Task statement >> Extract every line that includes the string "example".

Record extracts >>

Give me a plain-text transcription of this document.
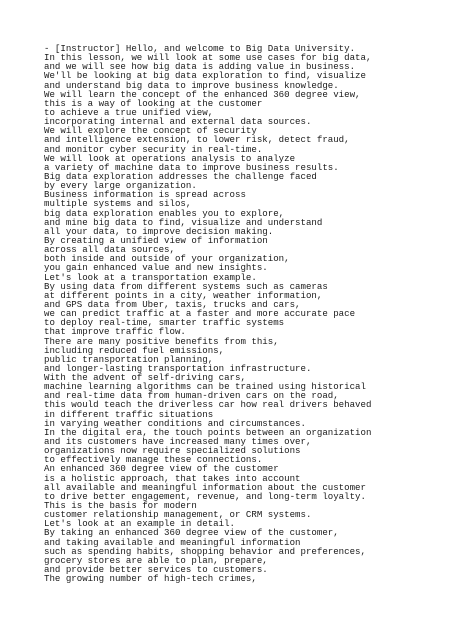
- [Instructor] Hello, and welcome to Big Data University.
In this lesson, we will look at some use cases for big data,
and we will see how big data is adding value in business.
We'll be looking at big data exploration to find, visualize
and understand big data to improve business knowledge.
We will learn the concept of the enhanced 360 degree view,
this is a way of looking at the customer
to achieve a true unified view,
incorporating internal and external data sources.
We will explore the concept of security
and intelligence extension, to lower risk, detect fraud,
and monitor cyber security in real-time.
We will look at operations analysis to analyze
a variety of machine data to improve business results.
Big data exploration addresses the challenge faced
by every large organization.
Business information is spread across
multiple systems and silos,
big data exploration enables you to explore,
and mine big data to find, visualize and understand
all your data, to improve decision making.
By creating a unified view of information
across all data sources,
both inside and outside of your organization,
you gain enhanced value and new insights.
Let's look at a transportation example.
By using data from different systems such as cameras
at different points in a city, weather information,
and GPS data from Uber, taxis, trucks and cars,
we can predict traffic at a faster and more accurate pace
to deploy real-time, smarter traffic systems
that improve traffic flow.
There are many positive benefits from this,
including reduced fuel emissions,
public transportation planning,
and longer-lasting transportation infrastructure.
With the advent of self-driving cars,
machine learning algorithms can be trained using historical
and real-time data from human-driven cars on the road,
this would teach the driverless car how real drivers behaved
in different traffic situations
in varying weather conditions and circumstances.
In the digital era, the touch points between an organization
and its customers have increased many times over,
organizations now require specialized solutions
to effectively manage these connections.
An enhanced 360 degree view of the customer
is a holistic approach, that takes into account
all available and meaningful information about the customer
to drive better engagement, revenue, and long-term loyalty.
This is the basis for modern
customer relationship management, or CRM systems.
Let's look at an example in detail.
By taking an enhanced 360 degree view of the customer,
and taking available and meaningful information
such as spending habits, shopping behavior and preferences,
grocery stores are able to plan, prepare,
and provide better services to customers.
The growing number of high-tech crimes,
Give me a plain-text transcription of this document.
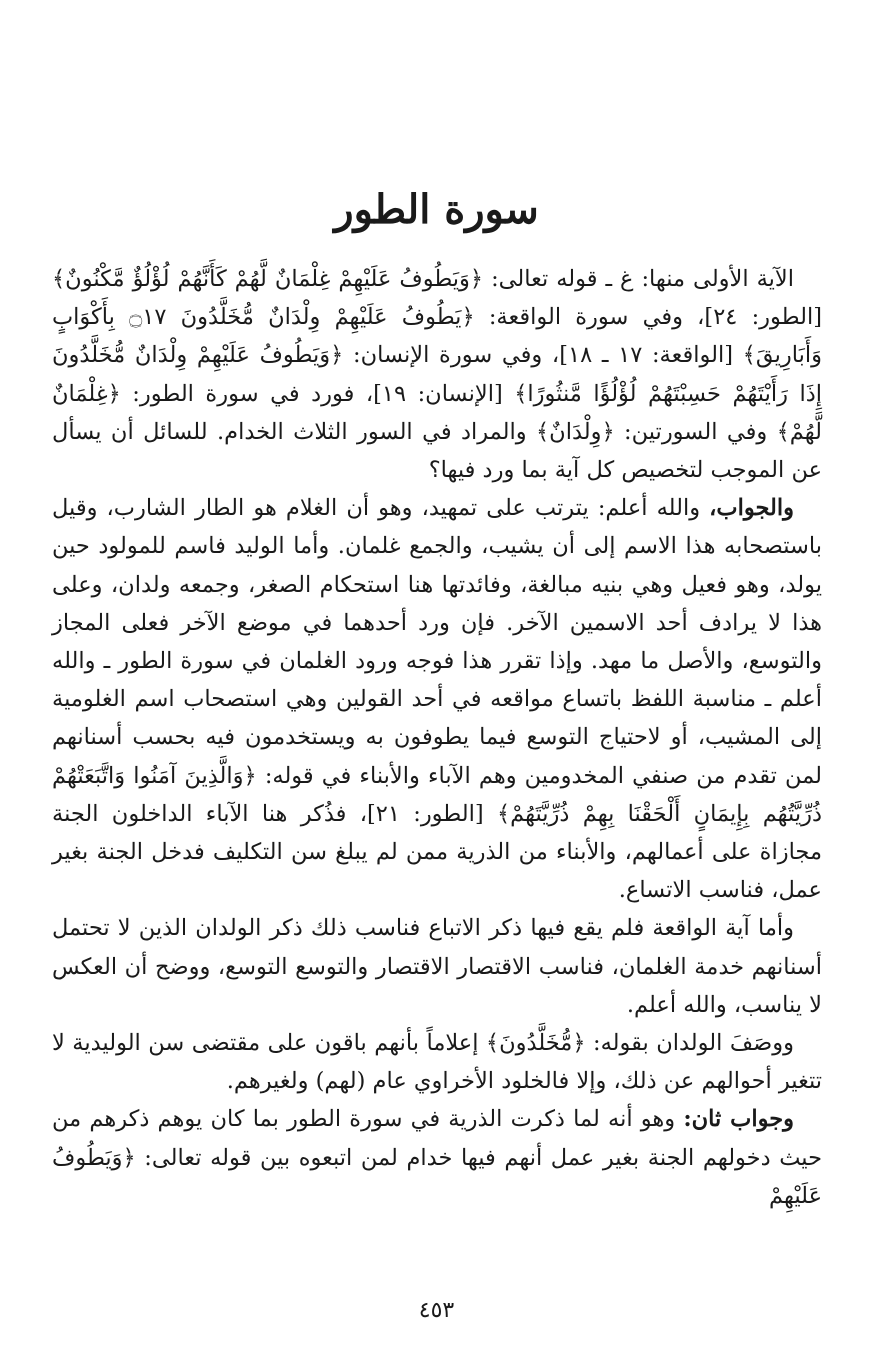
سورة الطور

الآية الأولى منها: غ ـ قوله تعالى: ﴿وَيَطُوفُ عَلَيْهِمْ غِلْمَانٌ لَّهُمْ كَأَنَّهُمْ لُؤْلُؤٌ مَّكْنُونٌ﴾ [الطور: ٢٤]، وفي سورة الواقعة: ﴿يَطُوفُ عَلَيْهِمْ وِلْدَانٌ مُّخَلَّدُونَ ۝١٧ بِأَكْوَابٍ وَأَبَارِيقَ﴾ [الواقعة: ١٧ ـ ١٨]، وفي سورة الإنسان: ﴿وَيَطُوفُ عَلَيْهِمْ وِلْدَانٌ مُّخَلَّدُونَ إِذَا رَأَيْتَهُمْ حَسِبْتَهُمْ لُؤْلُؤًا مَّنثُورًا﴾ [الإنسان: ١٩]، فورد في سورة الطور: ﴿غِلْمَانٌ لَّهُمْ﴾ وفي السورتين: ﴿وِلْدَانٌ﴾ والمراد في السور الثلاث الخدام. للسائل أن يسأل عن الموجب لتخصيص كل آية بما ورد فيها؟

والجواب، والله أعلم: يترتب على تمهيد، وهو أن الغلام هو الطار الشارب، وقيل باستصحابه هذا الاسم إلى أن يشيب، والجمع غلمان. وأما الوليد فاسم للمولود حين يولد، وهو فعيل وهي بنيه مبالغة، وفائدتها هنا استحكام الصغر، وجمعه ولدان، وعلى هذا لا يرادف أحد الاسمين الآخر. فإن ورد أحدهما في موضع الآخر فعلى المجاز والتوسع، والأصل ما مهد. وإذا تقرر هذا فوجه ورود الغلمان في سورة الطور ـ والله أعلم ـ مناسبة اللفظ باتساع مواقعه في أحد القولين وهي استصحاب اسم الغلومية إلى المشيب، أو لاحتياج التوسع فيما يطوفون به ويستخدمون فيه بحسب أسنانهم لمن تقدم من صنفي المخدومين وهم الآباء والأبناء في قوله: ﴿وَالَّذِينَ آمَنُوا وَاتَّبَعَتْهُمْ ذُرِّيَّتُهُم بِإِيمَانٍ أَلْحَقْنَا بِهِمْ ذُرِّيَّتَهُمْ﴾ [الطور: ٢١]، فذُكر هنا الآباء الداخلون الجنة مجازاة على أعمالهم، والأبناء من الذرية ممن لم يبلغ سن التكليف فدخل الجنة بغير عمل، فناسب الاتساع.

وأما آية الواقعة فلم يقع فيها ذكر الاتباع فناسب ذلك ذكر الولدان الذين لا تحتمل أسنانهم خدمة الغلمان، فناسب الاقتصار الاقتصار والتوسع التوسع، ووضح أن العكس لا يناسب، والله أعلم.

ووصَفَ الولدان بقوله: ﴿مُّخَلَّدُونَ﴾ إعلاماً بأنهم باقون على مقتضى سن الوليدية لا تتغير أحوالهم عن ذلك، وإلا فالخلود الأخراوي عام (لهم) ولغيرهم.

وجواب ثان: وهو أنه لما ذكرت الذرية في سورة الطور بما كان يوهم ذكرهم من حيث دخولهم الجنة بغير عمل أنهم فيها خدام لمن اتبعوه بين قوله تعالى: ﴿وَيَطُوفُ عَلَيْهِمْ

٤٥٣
---
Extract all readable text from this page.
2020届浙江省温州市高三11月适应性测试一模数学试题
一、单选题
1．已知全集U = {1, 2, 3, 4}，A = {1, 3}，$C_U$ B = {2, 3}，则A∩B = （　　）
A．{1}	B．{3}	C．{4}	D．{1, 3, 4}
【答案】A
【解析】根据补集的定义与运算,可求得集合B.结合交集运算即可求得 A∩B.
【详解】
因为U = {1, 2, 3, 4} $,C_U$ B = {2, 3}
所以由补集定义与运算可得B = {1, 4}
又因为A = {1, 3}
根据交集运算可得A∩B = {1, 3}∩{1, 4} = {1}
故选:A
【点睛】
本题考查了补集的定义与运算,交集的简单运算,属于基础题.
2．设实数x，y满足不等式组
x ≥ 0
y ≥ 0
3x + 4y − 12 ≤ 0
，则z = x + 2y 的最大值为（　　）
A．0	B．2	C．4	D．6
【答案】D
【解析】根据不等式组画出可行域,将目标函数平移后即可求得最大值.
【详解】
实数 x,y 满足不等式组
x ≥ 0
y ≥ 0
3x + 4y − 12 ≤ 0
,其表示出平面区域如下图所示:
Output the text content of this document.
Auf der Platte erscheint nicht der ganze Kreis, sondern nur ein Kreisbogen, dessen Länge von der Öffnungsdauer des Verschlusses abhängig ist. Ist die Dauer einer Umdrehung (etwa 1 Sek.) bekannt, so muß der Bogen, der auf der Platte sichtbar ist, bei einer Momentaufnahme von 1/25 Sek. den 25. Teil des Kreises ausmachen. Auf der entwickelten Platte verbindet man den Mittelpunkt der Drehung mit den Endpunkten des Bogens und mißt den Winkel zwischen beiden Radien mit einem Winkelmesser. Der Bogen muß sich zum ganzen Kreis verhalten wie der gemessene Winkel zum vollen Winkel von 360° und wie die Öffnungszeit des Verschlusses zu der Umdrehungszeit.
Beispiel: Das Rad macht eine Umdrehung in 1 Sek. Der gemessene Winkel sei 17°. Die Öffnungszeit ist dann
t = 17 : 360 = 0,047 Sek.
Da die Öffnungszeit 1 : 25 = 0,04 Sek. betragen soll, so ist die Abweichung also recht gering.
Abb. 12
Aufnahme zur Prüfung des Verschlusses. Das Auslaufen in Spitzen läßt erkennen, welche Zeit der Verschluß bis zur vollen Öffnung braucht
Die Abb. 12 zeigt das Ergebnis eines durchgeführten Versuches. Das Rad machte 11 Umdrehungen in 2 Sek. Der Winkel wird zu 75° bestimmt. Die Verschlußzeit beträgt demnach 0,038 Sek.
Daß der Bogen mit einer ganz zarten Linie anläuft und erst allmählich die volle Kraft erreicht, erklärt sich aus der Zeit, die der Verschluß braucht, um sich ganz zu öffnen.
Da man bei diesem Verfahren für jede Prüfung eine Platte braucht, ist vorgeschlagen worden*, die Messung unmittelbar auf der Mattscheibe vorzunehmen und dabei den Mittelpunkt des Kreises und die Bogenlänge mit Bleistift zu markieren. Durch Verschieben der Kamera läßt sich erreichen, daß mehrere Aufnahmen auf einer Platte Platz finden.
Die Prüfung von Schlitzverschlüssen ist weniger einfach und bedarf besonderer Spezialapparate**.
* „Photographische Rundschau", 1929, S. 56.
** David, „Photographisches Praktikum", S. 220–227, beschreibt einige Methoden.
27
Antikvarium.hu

Exercise response >>
Let's look at a transportation example.
Let's look at an example in detail.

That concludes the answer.